Reproduce every line of the listing as written, apart from the pictures.

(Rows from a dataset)
'''
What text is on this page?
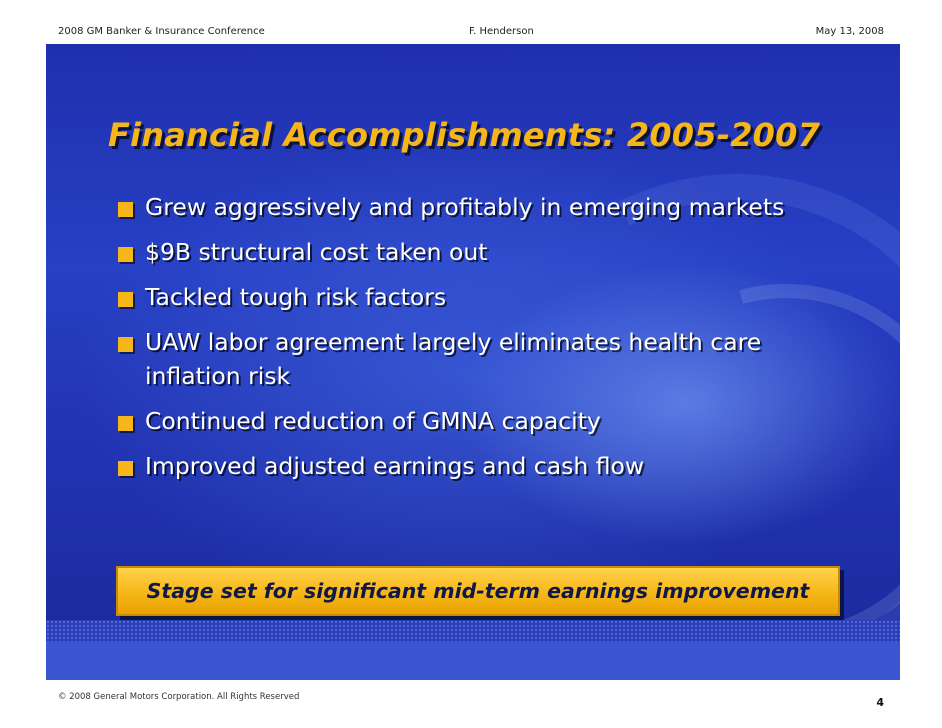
2008 GM Banker & Insurance Conference	F. Henderson	May 13, 2008
Financial Accomplishments: 2005-2007
Grew aggressively and profitably in emerging markets
$9B structural cost taken out
Tackled tough risk factors
UAW labor agreement largely eliminates health care inflation risk
Continued reduction of GMNA capacity
Improved adjusted earnings and cash flow
Stage set for significant mid-term earnings improvement
© 2008 General Motors Corporation. All Rights Reserved	4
'''
_Finished exercise_
What text is on this page?
2008 GM Banker & Insurance Conference	F. Henderson	May 13, 2008
Financial Accomplishments: 2005-2007
Grew aggressively and profitably in emerging markets
$9B structural cost taken out
Tackled tough risk factors
UAW labor agreement largely eliminates health care inflation risk
Continued reduction of GMNA capacity
Improved adjusted earnings and cash flow
Stage set for significant mid-term earnings improvement
© 2008 General Motors Corporation. All Rights Reserved	4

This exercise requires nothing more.